Data for the task:
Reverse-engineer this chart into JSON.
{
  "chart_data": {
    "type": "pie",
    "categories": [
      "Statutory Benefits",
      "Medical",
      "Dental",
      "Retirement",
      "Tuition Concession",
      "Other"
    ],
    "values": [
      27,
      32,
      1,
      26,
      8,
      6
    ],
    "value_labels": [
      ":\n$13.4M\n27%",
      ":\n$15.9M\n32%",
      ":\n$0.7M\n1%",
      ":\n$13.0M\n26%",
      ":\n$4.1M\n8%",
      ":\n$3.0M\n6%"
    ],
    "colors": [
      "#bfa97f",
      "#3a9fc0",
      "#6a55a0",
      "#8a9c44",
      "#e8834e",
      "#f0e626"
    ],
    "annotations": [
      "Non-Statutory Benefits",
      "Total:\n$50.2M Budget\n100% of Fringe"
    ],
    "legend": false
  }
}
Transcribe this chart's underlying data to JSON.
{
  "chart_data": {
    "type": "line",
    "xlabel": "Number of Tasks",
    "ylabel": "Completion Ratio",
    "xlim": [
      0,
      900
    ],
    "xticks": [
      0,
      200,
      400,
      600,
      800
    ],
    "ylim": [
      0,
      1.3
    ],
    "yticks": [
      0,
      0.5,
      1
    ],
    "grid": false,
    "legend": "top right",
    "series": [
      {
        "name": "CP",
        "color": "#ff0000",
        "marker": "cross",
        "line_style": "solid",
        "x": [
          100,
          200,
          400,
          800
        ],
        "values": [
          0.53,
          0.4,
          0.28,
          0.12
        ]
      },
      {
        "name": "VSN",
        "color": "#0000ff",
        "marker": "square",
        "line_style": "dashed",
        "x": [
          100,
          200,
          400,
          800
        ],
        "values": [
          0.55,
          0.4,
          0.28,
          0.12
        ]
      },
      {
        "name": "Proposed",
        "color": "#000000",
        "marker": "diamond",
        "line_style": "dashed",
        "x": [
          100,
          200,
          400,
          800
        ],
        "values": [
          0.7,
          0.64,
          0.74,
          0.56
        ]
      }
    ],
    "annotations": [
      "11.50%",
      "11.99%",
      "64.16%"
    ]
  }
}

Required task:
Return the whole listing exactly.

Final result:
Reverse-engineer this chart into JSON.
{
  "chart_data": {
    "type": "pie",
    "categories": [
      "Statutory Benefits",
      "Medical",
      "Dental",
      "Retirement",
      "Tuition Concession",
      "Other"
    ],
    "values": [
      27,
      32,
      1,
      26,
      8,
      6
    ],
    "value_labels": [
      ":\n$13.4M\n27%",
      ":\n$15.9M\n32%",
      ":\n$0.7M\n1%",
      ":\n$13.0M\n26%",
      ":\n$4.1M\n8%",
      ":\n$3.0M\n6%"
    ],
    "colors": [
      "#bfa97f",
      "#3a9fc0",
      "#6a55a0",
      "#8a9c44",
      "#e8834e",
      "#f0e626"
    ],
    "annotations": [
      "Non-Statutory Benefits",
      "Total:\n$50.2M Budget\n100% of Fringe"
    ],
    "legend": false
  }
}
Transcribe this chart's underlying data to JSON.
{
  "chart_data": {
    "type": "line",
    "xlabel": "Number of Tasks",
    "ylabel": "Completion Ratio",
    "xlim": [
      0,
      900
    ],
    "xticks": [
      0,
      200,
      400,
      600,
      800
    ],
    "ylim": [
      0,
      1.3
    ],
    "yticks": [
      0,
      0.5,
      1
    ],
    "grid": false,
    "legend": "top right",
    "series": [
      {
        "name": "CP",
        "color": "#ff0000",
        "marker": "cross",
        "line_style": "solid",
        "x": [
          100,
          200,
          400,
          800
        ],
        "values": [
          0.53,
          0.4,
          0.28,
          0.12
        ]
      },
      {
        "name": "VSN",
        "color": "#0000ff",
        "marker": "square",
        "line_style": "dashed",
        "x": [
          100,
          200,
          400,
          800
        ],
        "values": [
          0.55,
          0.4,
          0.28,
          0.12
        ]
      },
      {
        "name": "Proposed",
        "color": "#000000",
        "marker": "diamond",
        "line_style": "dashed",
        "x": [
          100,
          200,
          400,
          800
        ],
        "values": [
          0.7,
          0.64,
          0.74,
          0.56
        ]
      }
    ],
    "annotations": [
      "11.50%",
      "11.99%",
      "64.16%"
    ]
  }
}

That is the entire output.